To be done | Reproduce each line from the records that holds "Displaying".

[Records from a dataset]
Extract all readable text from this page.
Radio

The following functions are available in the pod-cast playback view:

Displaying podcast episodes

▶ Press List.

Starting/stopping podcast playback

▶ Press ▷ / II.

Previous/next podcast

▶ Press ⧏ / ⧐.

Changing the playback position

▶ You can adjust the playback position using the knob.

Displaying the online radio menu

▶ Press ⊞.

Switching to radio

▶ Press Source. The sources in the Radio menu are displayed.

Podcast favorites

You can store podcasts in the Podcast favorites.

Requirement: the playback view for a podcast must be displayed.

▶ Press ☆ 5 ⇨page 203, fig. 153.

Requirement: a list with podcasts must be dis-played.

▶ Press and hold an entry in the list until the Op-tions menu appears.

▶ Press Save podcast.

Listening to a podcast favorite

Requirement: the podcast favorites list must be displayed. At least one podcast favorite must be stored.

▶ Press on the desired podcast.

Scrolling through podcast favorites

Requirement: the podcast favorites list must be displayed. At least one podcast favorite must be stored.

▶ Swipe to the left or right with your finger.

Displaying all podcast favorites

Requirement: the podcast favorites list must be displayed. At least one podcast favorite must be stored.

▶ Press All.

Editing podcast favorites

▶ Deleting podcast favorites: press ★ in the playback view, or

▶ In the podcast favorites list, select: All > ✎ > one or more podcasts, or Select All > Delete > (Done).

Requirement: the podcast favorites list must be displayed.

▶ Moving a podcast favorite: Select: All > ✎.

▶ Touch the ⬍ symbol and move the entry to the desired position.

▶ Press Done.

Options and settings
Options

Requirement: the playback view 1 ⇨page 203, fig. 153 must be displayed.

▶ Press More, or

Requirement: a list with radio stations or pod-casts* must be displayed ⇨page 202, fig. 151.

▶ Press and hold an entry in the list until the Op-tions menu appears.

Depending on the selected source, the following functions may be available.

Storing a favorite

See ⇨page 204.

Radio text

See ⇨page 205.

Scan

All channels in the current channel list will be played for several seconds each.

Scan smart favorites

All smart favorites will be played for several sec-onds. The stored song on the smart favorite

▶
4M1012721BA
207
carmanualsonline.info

--

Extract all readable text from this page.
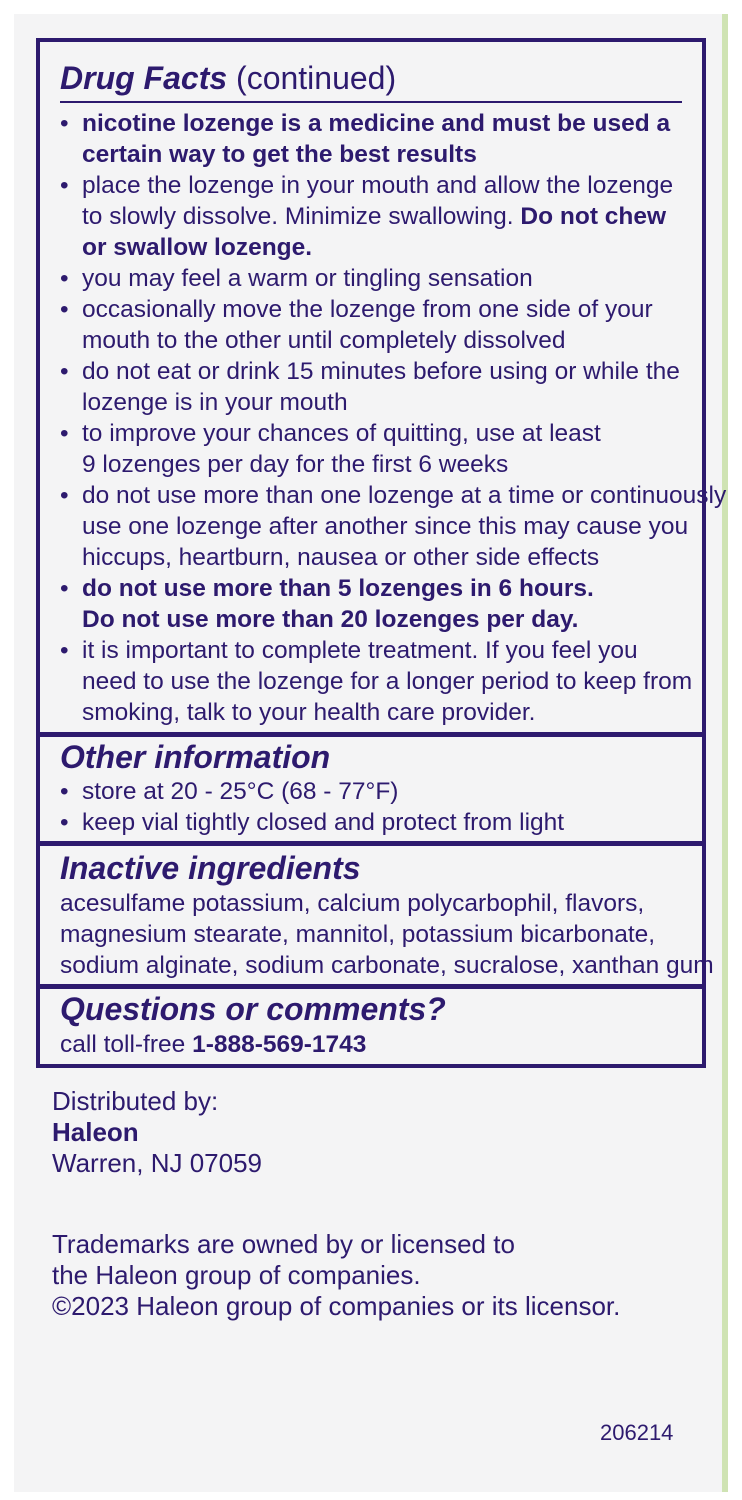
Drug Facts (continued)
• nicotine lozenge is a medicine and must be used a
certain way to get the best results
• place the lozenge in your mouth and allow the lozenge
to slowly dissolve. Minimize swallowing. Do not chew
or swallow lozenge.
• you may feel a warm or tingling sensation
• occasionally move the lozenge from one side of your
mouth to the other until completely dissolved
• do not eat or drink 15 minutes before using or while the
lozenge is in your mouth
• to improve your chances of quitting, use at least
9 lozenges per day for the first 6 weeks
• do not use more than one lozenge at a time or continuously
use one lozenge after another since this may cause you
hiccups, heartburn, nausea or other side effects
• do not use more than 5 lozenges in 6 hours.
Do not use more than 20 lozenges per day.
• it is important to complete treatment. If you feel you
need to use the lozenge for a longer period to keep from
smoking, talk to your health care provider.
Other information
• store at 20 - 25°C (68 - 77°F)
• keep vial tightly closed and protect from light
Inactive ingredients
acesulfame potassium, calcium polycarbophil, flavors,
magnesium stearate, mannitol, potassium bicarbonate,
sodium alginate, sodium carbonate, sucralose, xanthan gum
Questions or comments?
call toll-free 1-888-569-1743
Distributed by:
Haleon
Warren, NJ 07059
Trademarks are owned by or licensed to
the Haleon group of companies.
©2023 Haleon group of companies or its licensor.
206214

---

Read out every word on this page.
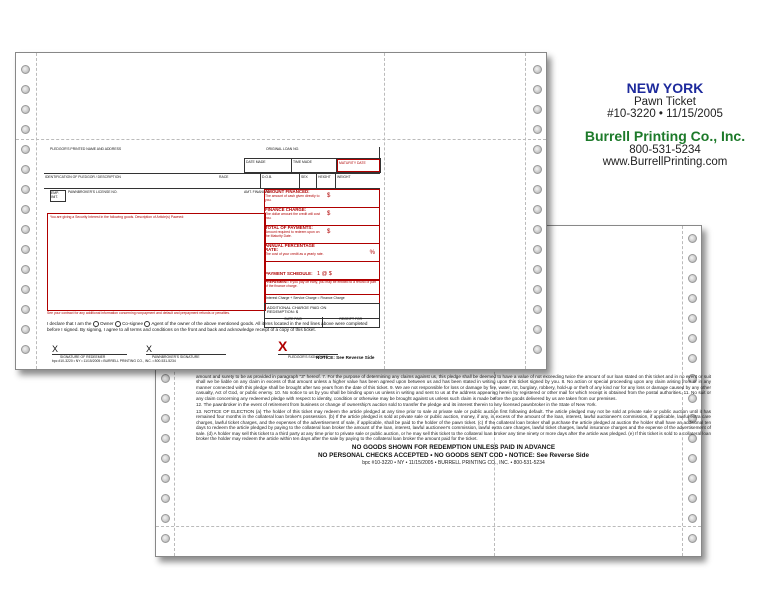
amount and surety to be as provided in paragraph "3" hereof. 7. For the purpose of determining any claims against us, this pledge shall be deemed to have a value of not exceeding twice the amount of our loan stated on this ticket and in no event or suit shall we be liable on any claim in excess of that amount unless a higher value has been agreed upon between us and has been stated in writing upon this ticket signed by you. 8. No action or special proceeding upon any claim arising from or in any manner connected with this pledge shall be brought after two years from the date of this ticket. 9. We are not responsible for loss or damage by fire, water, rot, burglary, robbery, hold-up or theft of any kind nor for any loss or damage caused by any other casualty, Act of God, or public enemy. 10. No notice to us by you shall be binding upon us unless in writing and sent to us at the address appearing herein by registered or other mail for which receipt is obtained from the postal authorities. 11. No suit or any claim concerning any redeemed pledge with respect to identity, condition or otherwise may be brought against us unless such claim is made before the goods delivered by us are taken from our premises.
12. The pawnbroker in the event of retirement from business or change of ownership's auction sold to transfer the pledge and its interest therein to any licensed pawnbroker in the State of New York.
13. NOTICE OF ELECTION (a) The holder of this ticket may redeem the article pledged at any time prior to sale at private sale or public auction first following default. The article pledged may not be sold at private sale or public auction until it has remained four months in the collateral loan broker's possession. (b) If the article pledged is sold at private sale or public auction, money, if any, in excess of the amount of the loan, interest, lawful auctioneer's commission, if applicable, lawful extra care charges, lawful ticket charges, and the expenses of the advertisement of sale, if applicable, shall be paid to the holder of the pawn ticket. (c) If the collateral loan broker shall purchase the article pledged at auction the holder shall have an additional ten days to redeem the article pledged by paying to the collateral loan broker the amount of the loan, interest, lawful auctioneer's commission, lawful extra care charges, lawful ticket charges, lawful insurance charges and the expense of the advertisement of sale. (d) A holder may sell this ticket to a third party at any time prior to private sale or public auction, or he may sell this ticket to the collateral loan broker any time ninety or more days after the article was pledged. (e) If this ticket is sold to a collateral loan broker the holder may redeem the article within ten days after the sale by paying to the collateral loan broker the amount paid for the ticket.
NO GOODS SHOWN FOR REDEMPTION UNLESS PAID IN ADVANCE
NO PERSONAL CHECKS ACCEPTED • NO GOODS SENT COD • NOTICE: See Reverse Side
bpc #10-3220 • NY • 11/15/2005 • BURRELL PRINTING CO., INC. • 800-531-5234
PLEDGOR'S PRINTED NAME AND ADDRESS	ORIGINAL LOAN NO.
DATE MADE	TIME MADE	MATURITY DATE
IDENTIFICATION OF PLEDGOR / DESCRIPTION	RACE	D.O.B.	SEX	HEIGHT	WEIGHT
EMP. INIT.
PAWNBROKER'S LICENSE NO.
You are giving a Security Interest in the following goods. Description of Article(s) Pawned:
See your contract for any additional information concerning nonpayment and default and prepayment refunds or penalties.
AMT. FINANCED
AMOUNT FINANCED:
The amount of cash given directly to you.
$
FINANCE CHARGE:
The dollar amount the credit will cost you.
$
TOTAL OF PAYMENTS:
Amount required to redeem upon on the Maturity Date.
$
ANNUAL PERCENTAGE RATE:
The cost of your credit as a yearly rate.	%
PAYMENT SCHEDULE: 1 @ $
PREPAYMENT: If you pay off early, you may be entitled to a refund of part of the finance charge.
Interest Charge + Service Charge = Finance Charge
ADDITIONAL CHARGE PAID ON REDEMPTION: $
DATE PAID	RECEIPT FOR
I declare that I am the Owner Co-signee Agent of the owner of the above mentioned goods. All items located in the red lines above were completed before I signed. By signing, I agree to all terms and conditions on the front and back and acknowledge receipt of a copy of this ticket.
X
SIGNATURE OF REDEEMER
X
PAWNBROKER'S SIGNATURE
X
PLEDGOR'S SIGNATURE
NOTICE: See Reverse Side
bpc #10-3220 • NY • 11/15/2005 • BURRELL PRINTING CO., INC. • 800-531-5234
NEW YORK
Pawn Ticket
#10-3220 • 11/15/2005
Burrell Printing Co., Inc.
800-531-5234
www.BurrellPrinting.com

Output for this task |
Displaying podcast episodes
Displaying the online radio menu
Displaying all podcast favorites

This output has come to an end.